What you need to do
Copy out the complete listing, word for word.

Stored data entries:
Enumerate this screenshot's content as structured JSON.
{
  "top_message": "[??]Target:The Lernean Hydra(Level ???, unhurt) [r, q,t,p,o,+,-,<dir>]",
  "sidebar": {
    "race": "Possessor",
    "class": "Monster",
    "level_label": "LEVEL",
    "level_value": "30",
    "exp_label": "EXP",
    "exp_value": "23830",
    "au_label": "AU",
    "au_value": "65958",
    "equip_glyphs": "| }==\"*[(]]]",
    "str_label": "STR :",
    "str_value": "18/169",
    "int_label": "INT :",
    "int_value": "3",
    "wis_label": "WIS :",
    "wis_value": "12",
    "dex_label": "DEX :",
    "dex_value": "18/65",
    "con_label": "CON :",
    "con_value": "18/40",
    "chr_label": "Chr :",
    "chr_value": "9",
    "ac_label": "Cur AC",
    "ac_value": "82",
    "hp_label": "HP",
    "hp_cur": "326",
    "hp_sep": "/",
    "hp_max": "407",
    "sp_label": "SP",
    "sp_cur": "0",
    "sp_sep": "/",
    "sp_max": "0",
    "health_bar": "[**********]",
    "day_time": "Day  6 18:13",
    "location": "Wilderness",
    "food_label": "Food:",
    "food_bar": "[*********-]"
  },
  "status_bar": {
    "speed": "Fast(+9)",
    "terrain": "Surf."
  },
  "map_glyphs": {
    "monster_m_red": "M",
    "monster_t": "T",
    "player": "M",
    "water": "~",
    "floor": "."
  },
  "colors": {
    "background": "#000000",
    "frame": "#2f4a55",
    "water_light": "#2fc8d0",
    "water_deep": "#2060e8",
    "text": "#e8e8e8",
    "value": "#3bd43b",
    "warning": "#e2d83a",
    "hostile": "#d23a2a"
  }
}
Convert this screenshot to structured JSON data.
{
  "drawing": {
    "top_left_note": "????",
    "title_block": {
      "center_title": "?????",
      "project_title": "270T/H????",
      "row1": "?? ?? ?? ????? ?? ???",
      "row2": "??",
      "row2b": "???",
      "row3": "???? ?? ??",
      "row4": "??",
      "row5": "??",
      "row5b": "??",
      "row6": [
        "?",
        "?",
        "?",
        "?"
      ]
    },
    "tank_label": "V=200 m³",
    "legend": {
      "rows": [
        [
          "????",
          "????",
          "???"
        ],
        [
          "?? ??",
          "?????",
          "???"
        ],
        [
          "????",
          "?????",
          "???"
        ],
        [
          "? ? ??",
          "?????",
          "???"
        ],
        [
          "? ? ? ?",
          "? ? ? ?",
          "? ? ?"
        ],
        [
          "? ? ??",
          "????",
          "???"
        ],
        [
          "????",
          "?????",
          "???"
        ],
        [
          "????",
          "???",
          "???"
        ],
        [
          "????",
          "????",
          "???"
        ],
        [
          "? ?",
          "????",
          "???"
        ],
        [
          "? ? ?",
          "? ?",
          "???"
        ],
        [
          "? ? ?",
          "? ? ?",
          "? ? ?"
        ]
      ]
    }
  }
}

Solved exercise
Enumerate this screenshot's content as structured JSON.
{
  "top_message": "[??]Target:The Lernean Hydra(Level ???, unhurt) [r, q,t,p,o,+,-,<dir>]",
  "sidebar": {
    "race": "Possessor",
    "class": "Monster",
    "level_label": "LEVEL",
    "level_value": "30",
    "exp_label": "EXP",
    "exp_value": "23830",
    "au_label": "AU",
    "au_value": "65958",
    "equip_glyphs": "| }==\"*[(]]]",
    "str_label": "STR :",
    "str_value": "18/169",
    "int_label": "INT :",
    "int_value": "3",
    "wis_label": "WIS :",
    "wis_value": "12",
    "dex_label": "DEX :",
    "dex_value": "18/65",
    "con_label": "CON :",
    "con_value": "18/40",
    "chr_label": "Chr :",
    "chr_value": "9",
    "ac_label": "Cur AC",
    "ac_value": "82",
    "hp_label": "HP",
    "hp_cur": "326",
    "hp_sep": "/",
    "hp_max": "407",
    "sp_label": "SP",
    "sp_cur": "0",
    "sp_sep": "/",
    "sp_max": "0",
    "health_bar": "[**********]",
    "day_time": "Day  6 18:13",
    "location": "Wilderness",
    "food_label": "Food:",
    "food_bar": "[*********-]"
  },
  "status_bar": {
    "speed": "Fast(+9)",
    "terrain": "Surf."
  },
  "map_glyphs": {
    "monster_m_red": "M",
    "monster_t": "T",
    "player": "M",
    "water": "~",
    "floor": "."
  },
  "colors": {
    "background": "#000000",
    "frame": "#2f4a55",
    "water_light": "#2fc8d0",
    "water_deep": "#2060e8",
    "text": "#e8e8e8",
    "value": "#3bd43b",
    "warning": "#e2d83a",
    "hostile": "#d23a2a"
  }
}
Convert this screenshot to structured JSON data.
{
  "drawing": {
    "top_left_note": "????",
    "title_block": {
      "center_title": "?????",
      "project_title": "270T/H????",
      "row1": "?? ?? ?? ????? ?? ???",
      "row2": "??",
      "row2b": "???",
      "row3": "???? ?? ??",
      "row4": "??",
      "row5": "??",
      "row5b": "??",
      "row6": [
        "?",
        "?",
        "?",
        "?"
      ]
    },
    "tank_label": "V=200 m³",
    "legend": {
      "rows": [
        [
          "????",
          "????",
          "???"
        ],
        [
          "?? ??",
          "?????",
          "???"
        ],
        [
          "????",
          "?????",
          "???"
        ],
        [
          "? ? ??",
          "?????",
          "???"
        ],
        [
          "? ? ? ?",
          "? ? ? ?",
          "? ? ?"
        ],
        [
          "? ? ??",
          "????",
          "???"
        ],
        [
          "????",
          "?????",
          "???"
        ],
        [
          "????",
          "???",
          "???"
        ],
        [
          "????",
          "????",
          "???"
        ],
        [
          "? ?",
          "????",
          "???"
        ],
        [
          "? ? ?",
          "? ?",
          "???"
        ],
        [
          "? ? ?",
          "? ? ?",
          "? ? ?"
        ]
      ]
    }
  }
}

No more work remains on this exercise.